** start EXTRACTED RECORDS **

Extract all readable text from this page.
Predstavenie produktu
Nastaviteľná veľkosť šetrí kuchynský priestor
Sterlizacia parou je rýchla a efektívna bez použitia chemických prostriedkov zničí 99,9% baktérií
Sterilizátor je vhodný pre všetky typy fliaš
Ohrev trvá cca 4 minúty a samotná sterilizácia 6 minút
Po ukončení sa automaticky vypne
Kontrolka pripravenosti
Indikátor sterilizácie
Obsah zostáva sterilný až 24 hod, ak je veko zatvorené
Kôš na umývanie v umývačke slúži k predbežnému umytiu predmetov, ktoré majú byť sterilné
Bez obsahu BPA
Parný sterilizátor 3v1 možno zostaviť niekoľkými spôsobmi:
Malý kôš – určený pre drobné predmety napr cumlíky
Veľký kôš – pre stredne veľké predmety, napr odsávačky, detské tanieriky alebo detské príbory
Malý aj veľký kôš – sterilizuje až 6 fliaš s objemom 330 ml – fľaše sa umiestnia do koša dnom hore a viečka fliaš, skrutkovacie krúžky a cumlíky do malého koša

** end EXTRACTED RECORDS **

◆ DIRECTIONS FOR THIS TASK:
Copy, from the material, each line that holds the string "cumlíky".

◆ SOLUTION TO THIS EXERCISE:
Malý kôš – určený pre drobné predmety napr cumlíky
Malý aj veľký kôš – sterilizuje až 6 fliaš s objemom 330 ml – fľaše sa umiestnia do koša dnom hore a viečka fliaš, skrutkovacie krúžky a cumlíky do malého koša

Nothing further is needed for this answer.